Your task: Every entry below is to be copied exactly, with nothing omitted.

Data entries for graphics

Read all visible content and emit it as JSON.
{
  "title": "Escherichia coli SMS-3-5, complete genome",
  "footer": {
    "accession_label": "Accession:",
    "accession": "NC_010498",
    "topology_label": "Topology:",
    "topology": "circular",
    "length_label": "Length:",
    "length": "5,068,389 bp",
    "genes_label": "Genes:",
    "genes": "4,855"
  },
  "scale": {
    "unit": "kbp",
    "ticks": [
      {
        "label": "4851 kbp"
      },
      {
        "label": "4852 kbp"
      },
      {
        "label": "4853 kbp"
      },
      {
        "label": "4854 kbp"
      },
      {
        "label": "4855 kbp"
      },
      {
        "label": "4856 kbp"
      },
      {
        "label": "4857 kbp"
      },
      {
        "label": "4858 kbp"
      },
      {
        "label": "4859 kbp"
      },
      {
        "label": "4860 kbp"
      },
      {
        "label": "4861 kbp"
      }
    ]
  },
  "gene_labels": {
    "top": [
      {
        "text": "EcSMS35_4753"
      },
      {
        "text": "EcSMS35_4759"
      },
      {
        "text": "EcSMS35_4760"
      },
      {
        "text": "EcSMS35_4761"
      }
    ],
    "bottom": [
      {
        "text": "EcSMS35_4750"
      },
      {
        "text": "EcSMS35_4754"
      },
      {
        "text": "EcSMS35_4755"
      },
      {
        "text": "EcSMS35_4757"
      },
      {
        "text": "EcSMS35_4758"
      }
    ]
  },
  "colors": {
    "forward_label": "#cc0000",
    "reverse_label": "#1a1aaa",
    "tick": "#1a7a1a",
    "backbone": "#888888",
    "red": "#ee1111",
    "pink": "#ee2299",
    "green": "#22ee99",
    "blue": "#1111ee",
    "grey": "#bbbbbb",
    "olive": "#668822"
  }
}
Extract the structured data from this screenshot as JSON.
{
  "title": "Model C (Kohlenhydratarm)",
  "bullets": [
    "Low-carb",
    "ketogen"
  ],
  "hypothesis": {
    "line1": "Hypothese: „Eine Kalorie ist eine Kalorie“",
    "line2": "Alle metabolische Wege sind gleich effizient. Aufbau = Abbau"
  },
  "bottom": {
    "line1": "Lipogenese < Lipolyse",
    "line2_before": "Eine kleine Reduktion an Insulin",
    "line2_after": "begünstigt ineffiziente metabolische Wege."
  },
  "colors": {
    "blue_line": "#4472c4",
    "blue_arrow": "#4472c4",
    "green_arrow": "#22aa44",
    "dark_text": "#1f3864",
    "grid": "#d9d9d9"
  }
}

Output of the exercise:
Read all visible content and emit it as JSON.
{
  "title": "Escherichia coli SMS-3-5, complete genome",
  "footer": {
    "accession_label": "Accession:",
    "accession": "NC_010498",
    "topology_label": "Topology:",
    "topology": "circular",
    "length_label": "Length:",
    "length": "5,068,389 bp",
    "genes_label": "Genes:",
    "genes": "4,855"
  },
  "scale": {
    "unit": "kbp",
    "ticks": [
      {
        "label": "4851 kbp"
      },
      {
        "label": "4852 kbp"
      },
      {
        "label": "4853 kbp"
      },
      {
        "label": "4854 kbp"
      },
      {
        "label": "4855 kbp"
      },
      {
        "label": "4856 kbp"
      },
      {
        "label": "4857 kbp"
      },
      {
        "label": "4858 kbp"
      },
      {
        "label": "4859 kbp"
      },
      {
        "label": "4860 kbp"
      },
      {
        "label": "4861 kbp"
      }
    ]
  },
  "gene_labels": {
    "top": [
      {
        "text": "EcSMS35_4753"
      },
      {
        "text": "EcSMS35_4759"
      },
      {
        "text": "EcSMS35_4760"
      },
      {
        "text": "EcSMS35_4761"
      }
    ],
    "bottom": [
      {
        "text": "EcSMS35_4750"
      },
      {
        "text": "EcSMS35_4754"
      },
      {
        "text": "EcSMS35_4755"
      },
      {
        "text": "EcSMS35_4757"
      },
      {
        "text": "EcSMS35_4758"
      }
    ]
  },
  "colors": {
    "forward_label": "#cc0000",
    "reverse_label": "#1a1aaa",
    "tick": "#1a7a1a",
    "backbone": "#888888",
    "red": "#ee1111",
    "pink": "#ee2299",
    "green": "#22ee99",
    "blue": "#1111ee",
    "grey": "#bbbbbb",
    "olive": "#668822"
  }
}
Extract the structured data from this screenshot as JSON.
{
  "title": "Model C (Kohlenhydratarm)",
  "bullets": [
    "Low-carb",
    "ketogen"
  ],
  "hypothesis": {
    "line1": "Hypothese: „Eine Kalorie ist eine Kalorie“",
    "line2": "Alle metabolische Wege sind gleich effizient. Aufbau = Abbau"
  },
  "bottom": {
    "line1": "Lipogenese < Lipolyse",
    "line2_before": "Eine kleine Reduktion an Insulin",
    "line2_after": "begünstigt ineffiziente metabolische Wege."
  },
  "colors": {
    "blue_line": "#4472c4",
    "blue_arrow": "#4472c4",
    "green_arrow": "#22aa44",
    "dark_text": "#1f3864",
    "grid": "#d9d9d9"
  }
}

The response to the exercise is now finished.